[Dataset entries on figures]
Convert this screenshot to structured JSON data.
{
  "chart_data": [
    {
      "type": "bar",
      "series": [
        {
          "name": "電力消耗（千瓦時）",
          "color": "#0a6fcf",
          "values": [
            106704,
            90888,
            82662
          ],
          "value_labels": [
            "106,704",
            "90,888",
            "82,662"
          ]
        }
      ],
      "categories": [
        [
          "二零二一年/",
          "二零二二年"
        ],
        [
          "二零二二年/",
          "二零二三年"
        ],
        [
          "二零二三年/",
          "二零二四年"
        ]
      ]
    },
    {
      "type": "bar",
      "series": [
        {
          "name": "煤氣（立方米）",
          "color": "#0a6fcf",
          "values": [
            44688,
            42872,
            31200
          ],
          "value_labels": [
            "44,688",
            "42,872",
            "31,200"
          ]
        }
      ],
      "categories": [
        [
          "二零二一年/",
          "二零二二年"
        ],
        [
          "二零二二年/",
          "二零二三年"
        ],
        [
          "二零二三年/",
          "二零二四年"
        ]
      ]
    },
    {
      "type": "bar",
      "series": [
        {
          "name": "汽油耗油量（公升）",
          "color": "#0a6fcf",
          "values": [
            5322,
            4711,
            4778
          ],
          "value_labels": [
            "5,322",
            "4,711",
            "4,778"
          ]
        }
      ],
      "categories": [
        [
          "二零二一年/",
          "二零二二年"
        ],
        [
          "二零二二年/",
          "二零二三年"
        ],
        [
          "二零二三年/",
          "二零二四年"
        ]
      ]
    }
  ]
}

**EXERCISE TASK**
Would you reproduce the material above in full, exactly as given?

**SOLUTION TO THIS TASK**
Convert this screenshot to structured JSON data.
{
  "chart_data": [
    {
      "type": "bar",
      "series": [
        {
          "name": "電力消耗（千瓦時）",
          "color": "#0a6fcf",
          "values": [
            106704,
            90888,
            82662
          ],
          "value_labels": [
            "106,704",
            "90,888",
            "82,662"
          ]
        }
      ],
      "categories": [
        [
          "二零二一年/",
          "二零二二年"
        ],
        [
          "二零二二年/",
          "二零二三年"
        ],
        [
          "二零二三年/",
          "二零二四年"
        ]
      ]
    },
    {
      "type": "bar",
      "series": [
        {
          "name": "煤氣（立方米）",
          "color": "#0a6fcf",
          "values": [
            44688,
            42872,
            31200
          ],
          "value_labels": [
            "44,688",
            "42,872",
            "31,200"
          ]
        }
      ],
      "categories": [
        [
          "二零二一年/",
          "二零二二年"
        ],
        [
          "二零二二年/",
          "二零二三年"
        ],
        [
          "二零二三年/",
          "二零二四年"
        ]
      ]
    },
    {
      "type": "bar",
      "series": [
        {
          "name": "汽油耗油量（公升）",
          "color": "#0a6fcf",
          "values": [
            5322,
            4711,
            4778
          ],
          "value_labels": [
            "5,322",
            "4,711",
            "4,778"
          ]
        }
      ],
      "categories": [
        [
          "二零二一年/",
          "二零二二年"
        ],
        [
          "二零二二年/",
          "二零二三年"
        ],
        [
          "二零二三年/",
          "二零二四年"
        ]
      ]
    }
  ]
}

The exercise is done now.